## [TEXTE DE LA PAGE]
- - - -

Même son de cloche du côté d’associations féministes, comme les Femmes prévoyantes socialistes. Dans une étude de 20162, l’association se montrait critique à l’égard d’une telle proposition qui, associée à l’élimination progressive des femmes du marché du travail, pourrait être perçue comme «un revenu de la femme au foyer» et donc, comme un incitant supplémentaire, au sein du couple, pour que les femmes restent chez elles. «Ceci, avec toutes les conséquences néfastes que nous connaissons en cas de rupture ou en matière de pension. Le choix qu’un parent, en grande majorité la mère, se retire du marché du travail face à la difficulté d’assumer à la fois une vie professionnelle et l’éducation des enfants se verrait d’autant plus favorisé que le manque de structures d’accueil pour les enfants risque encore d’augmenter.» Pour les FPS, l’introduction d’un revenu universel pourrait s’accompagner d’une politique d’austérité et menacer les services publics (les crèches, notamment). «Si une austérité supplémentaire devait s’imposer aux pouvoirs publics au profit du versement d’un revenu de base, c’est la liberté des femmes, déjà bien limitée dans leur choix d’articuler vies professionnelle et familiale, qui risque une fois de plus d’être bafouée.»

Un tel revenu peut faire craindre l’avènement d’un « retour » des femmes vers le foyer qu’aucune féministe ne souhaiterait.

En outre, l’introduction du revenu universel amplifierait, selon les FPS, une généralisation du temps partiel choisi, comme non choisi. «Il s’agit d’une tendance lourde du capitalisme d’aujourd’hui. Devant la raréfaction de l’emploi, c’est une manière de réduire le travail avec perte de salaire.» Grande distribution, nettoyage, horeca… le phénomène du temps partiel concerne quasi exclusivement les femmes. «La mise en place d’une allocation universelle généraliserait certainement l’installation d’une telle pratique dans des secteurs dits “masculins” tels que la construction automobile, la sidérurgie, etc. Si cela se vérifiait, les hommes entreraient dans la triste concurrence pour des emplois précaires, à temps partiel et mal rémunérés. On peut dès lors aisément deviner qui sera le “vainqueur” d’une telle concurrence entre les plus pauvres et se poser la question de ce qui restera aux femmes.»

- - - -

## [DONNÉES FOURNIES]

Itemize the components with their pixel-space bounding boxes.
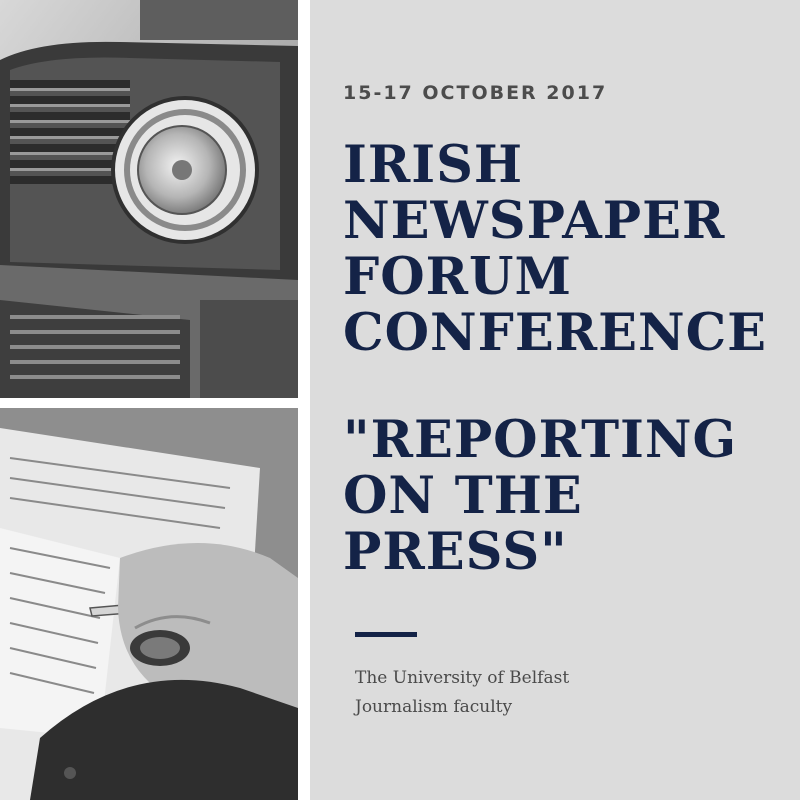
title-line: CONFERENCE — [343, 303, 768, 363]
host-line: Journalism faculty — [355, 697, 513, 717]
conference-theme: "REPORTING ON THE PRESS" — [343, 412, 737, 580]
theme-line: "REPORTING — [343, 410, 738, 470]
vintage-radio-photo — [0, 0, 298, 398]
hand-writing-notes-photo — [0, 408, 298, 800]
title-line: NEWSPAPER — [343, 191, 726, 251]
divider-line — [355, 632, 417, 637]
title-line: FORUM — [343, 247, 572, 307]
theme-line: ON THE — [343, 466, 583, 526]
vintage-radio-illustration — [0, 0, 298, 398]
writing-hand-illustration — [0, 408, 298, 800]
event-info-panel: 15-17 OCTOBER 2017 IRISH NEWSPAPER FORUM… — [310, 0, 800, 800]
title-line: IRISH — [343, 135, 524, 195]
event-date: 15-17 OCTOBER 2017 — [343, 82, 608, 104]
theme-line: PRESS" — [343, 522, 568, 582]
conference-title: IRISH NEWSPAPER FORUM CONFERENCE — [343, 137, 767, 361]
host-info: The University of Belfast Journalism fac… — [355, 664, 569, 722]
host-line: The University of Belfast — [355, 668, 570, 688]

- - - -

## [CONSIGNE]
Dans le texte sur le revenu universel, quels secteurs dits « masculins » les FPS citent-elles en exemple ? Le listing n'a aucun rôle ici.

## [RÉPONSE]
La construction automobile et la sidérurgie.